### Exercise instructions
Leave the pictures out, and retype all of the material exactly as written.

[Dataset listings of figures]
----------
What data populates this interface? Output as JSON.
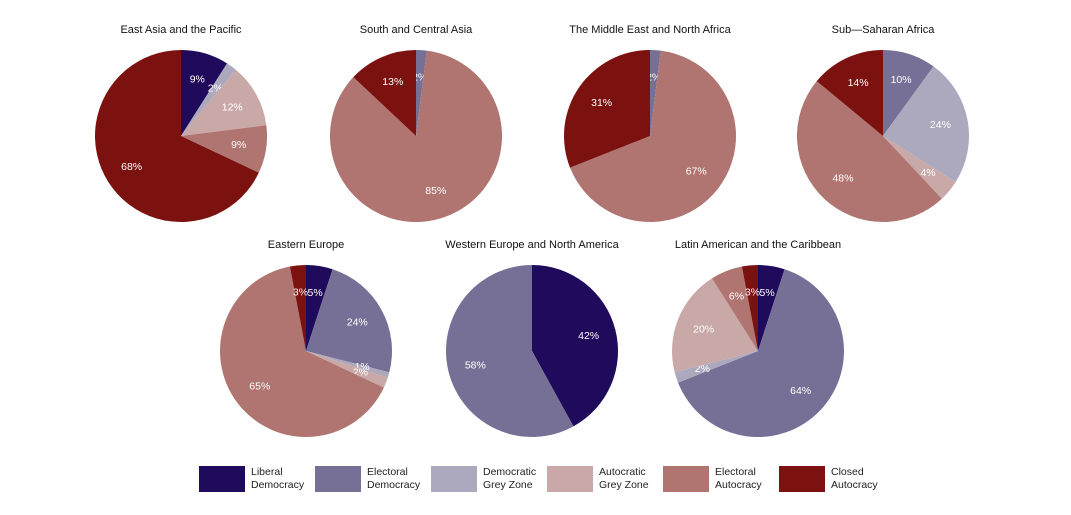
{
  "chart_data": [
    {
      "type": "pie",
      "title": "East Asia and the Pacific",
      "categories": [
        "Liberal Democracy",
        "Democratic Grey Zone",
        "Autocratic Grey Zone",
        "Electoral Autocracy",
        "Closed Autocracy"
      ],
      "values": [
        9,
        2,
        12,
        9,
        68
      ],
      "value_labels": [
        "9%",
        "2%",
        "12%",
        "9%",
        "68%"
      ],
      "colors": [
        "#1f0a5c",
        "#aca8bd",
        "#c9a9a8",
        "#b07570",
        "#7b120f"
      ]
    },
    {
      "type": "pie",
      "title": "South and Central Asia",
      "categories": [
        "Electoral Democracy",
        "Electoral Autocracy",
        "Closed Autocracy"
      ],
      "values": [
        2,
        85,
        13
      ],
      "value_labels": [
        "2%",
        "85%",
        "13%"
      ],
      "colors": [
        "#777096",
        "#b07570",
        "#7b120f"
      ]
    },
    {
      "type": "pie",
      "title": "The Middle East and North Africa",
      "categories": [
        "Electoral Democracy",
        "Electoral Autocracy",
        "Closed Autocracy"
      ],
      "values": [
        2,
        67,
        31
      ],
      "value_labels": [
        "2%",
        "67%",
        "31%"
      ],
      "colors": [
        "#777096",
        "#b07570",
        "#7b120f"
      ]
    },
    {
      "type": "pie",
      "title": "Sub—Saharan Africa",
      "categories": [
        "Electoral Democracy",
        "Democratic Grey Zone",
        "Autocratic Grey Zone",
        "Electoral Autocracy",
        "Closed Autocracy"
      ],
      "values": [
        10,
        24,
        4,
        48,
        14
      ],
      "value_labels": [
        "10%",
        "24%",
        "4%",
        "48%",
        "14%"
      ],
      "colors": [
        "#777096",
        "#aca8bd",
        "#c9a9a8",
        "#b07570",
        "#7b120f"
      ]
    },
    {
      "type": "pie",
      "title": "Eastern Europe",
      "categories": [
        "Liberal Democracy",
        "Electoral Democracy",
        "Democratic Grey Zone",
        "Autocratic Grey Zone",
        "Electoral Autocracy",
        "Closed Autocracy"
      ],
      "values": [
        5,
        24,
        1,
        2,
        65,
        3
      ],
      "value_labels": [
        "5%",
        "24%",
        "1%",
        "2%",
        "65%",
        "3%"
      ],
      "colors": [
        "#1f0a5c",
        "#777096",
        "#aca8bd",
        "#c9a9a8",
        "#b07570",
        "#7b120f"
      ]
    },
    {
      "type": "pie",
      "title": "Western Europe and North America",
      "categories": [
        "Liberal Democracy",
        "Electoral Democracy"
      ],
      "values": [
        42,
        58
      ],
      "value_labels": [
        "42%",
        "58%"
      ],
      "colors": [
        "#1f0a5c",
        "#777096"
      ]
    },
    {
      "type": "pie",
      "title": "Latin American and the Caribbean",
      "categories": [
        "Liberal Democracy",
        "Electoral Democracy",
        "Democratic Grey Zone",
        "Autocratic Grey Zone",
        "Electoral Autocracy",
        "Closed Autocracy"
      ],
      "values": [
        5,
        64,
        2,
        20,
        6,
        3
      ],
      "value_labels": [
        "5%",
        "64%",
        "2%",
        "20%",
        "6%",
        "3%"
      ],
      "colors": [
        "#1f0a5c",
        "#777096",
        "#aca8bd",
        "#c9a9a8",
        "#b07570",
        "#7b120f"
      ]
    }
  ],
  "legend": {
    "labels": [
      "Liberal Democracy",
      "Electoral Democracy",
      "Democratic Grey Zone",
      "Autocratic Grey Zone",
      "Electoral Autocracy",
      "Closed Autocracy"
    ],
    "colors": [
      "#1f0a5c",
      "#777096",
      "#aca8bd",
      "#c9a9a8",
      "#b07570",
      "#7b120f"
    ]
  }
}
----------
### The reply
What data populates this interface? Output as JSON.
{
  "chart_data": [
    {
      "type": "pie",
      "title": "East Asia and the Pacific",
      "categories": [
        "Liberal Democracy",
        "Democratic Grey Zone",
        "Autocratic Grey Zone",
        "Electoral Autocracy",
        "Closed Autocracy"
      ],
      "values": [
        9,
        2,
        12,
        9,
        68
      ],
      "value_labels": [
        "9%",
        "2%",
        "12%",
        "9%",
        "68%"
      ],
      "colors": [
        "#1f0a5c",
        "#aca8bd",
        "#c9a9a8",
        "#b07570",
        "#7b120f"
      ]
    },
    {
      "type": "pie",
      "title": "South and Central Asia",
      "categories": [
        "Electoral Democracy",
        "Electoral Autocracy",
        "Closed Autocracy"
      ],
      "values": [
        2,
        85,
        13
      ],
      "value_labels": [
        "2%",
        "85%",
        "13%"
      ],
      "colors": [
        "#777096",
        "#b07570",
        "#7b120f"
      ]
    },
    {
      "type": "pie",
      "title": "The Middle East and North Africa",
      "categories": [
        "Electoral Democracy",
        "Electoral Autocracy",
        "Closed Autocracy"
      ],
      "values": [
        2,
        67,
        31
      ],
      "value_labels": [
        "2%",
        "67%",
        "31%"
      ],
      "colors": [
        "#777096",
        "#b07570",
        "#7b120f"
      ]
    },
    {
      "type": "pie",
      "title": "Sub—Saharan Africa",
      "categories": [
        "Electoral Democracy",
        "Democratic Grey Zone",
        "Autocratic Grey Zone",
        "Electoral Autocracy",
        "Closed Autocracy"
      ],
      "values": [
        10,
        24,
        4,
        48,
        14
      ],
      "value_labels": [
        "10%",
        "24%",
        "4%",
        "48%",
        "14%"
      ],
      "colors": [
        "#777096",
        "#aca8bd",
        "#c9a9a8",
        "#b07570",
        "#7b120f"
      ]
    },
    {
      "type": "pie",
      "title": "Eastern Europe",
      "categories": [
        "Liberal Democracy",
        "Electoral Democracy",
        "Democratic Grey Zone",
        "Autocratic Grey Zone",
        "Electoral Autocracy",
        "Closed Autocracy"
      ],
      "values": [
        5,
        24,
        1,
        2,
        65,
        3
      ],
      "value_labels": [
        "5%",
        "24%",
        "1%",
        "2%",
        "65%",
        "3%"
      ],
      "colors": [
        "#1f0a5c",
        "#777096",
        "#aca8bd",
        "#c9a9a8",
        "#b07570",
        "#7b120f"
      ]
    },
    {
      "type": "pie",
      "title": "Western Europe and North America",
      "categories": [
        "Liberal Democracy",
        "Electoral Democracy"
      ],
      "values": [
        42,
        58
      ],
      "value_labels": [
        "42%",
        "58%"
      ],
      "colors": [
        "#1f0a5c",
        "#777096"
      ]
    },
    {
      "type": "pie",
      "title": "Latin American and the Caribbean",
      "categories": [
        "Liberal Democracy",
        "Electoral Democracy",
        "Democratic Grey Zone",
        "Autocratic Grey Zone",
        "Electoral Autocracy",
        "Closed Autocracy"
      ],
      "values": [
        5,
        64,
        2,
        20,
        6,
        3
      ],
      "value_labels": [
        "5%",
        "64%",
        "2%",
        "20%",
        "6%",
        "3%"
      ],
      "colors": [
        "#1f0a5c",
        "#777096",
        "#aca8bd",
        "#c9a9a8",
        "#b07570",
        "#7b120f"
      ]
    }
  ],
  "legend": {
    "labels": [
      "Liberal Democracy",
      "Electoral Democracy",
      "Democratic Grey Zone",
      "Autocratic Grey Zone",
      "Electoral Autocracy",
      "Closed Autocracy"
    ],
    "colors": [
      "#1f0a5c",
      "#777096",
      "#aca8bd",
      "#c9a9a8",
      "#b07570",
      "#7b120f"
    ]
  }
}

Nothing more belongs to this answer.